* **GOAL**:
The material below should be written out in full and exactly; pictures stay out of the copy.
* Start *
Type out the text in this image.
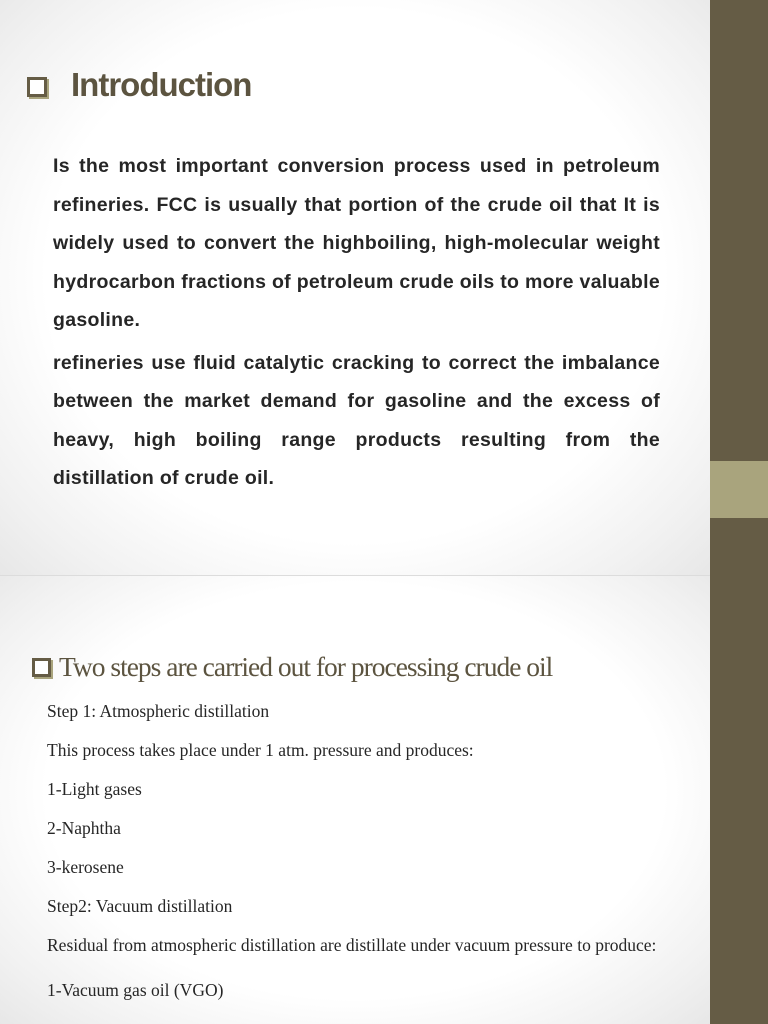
Introduction

Is the most important conversion process used in petroleum refineries. FCC is usually that portion of the crude oil that It is widely used to convert the highboiling, high-molecular weight hydrocarbon fractions of petroleum crude oils to more valuable gasoline.

refineries use fluid catalytic cracking to correct the imbalance between the market demand for gasoline and the excess of heavy, high boiling range products resulting from the distillation of crude oil.

Two steps are carried out for processing crude oil

Step 1: Atmospheric distillation

This process takes place under 1 atm. pressure and produces:

1-Light gases

2-Naphtha

3-kerosene

Step2: Vacuum distillation

Residual from atmospheric distillation are distillate under vacuum pressure to produce:

1-Vacuum gas oil (VGO)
* End *
* **OUTPUT FOR THIS EXERCISE**:
Type out the text in this image.
Introduction

Is the most important conversion process used in petroleum refineries. FCC is usually that portion of the crude oil that It is widely used to convert the highboiling, high-molecular weight hydrocarbon fractions of petroleum crude oils to more valuable gasoline.

refineries use fluid catalytic cracking to correct the imbalance between the market demand for gasoline and the excess of heavy, high boiling range products resulting from the distillation of crude oil.

Two steps are carried out for processing crude oil

Step 1: Atmospheric distillation

This process takes place under 1 atm. pressure and produces:

1-Light gases

2-Naphtha

3-kerosene

Step2: Vacuum distillation

Residual from atmospheric distillation are distillate under vacuum pressure to produce:

1-Vacuum gas oil (VGO)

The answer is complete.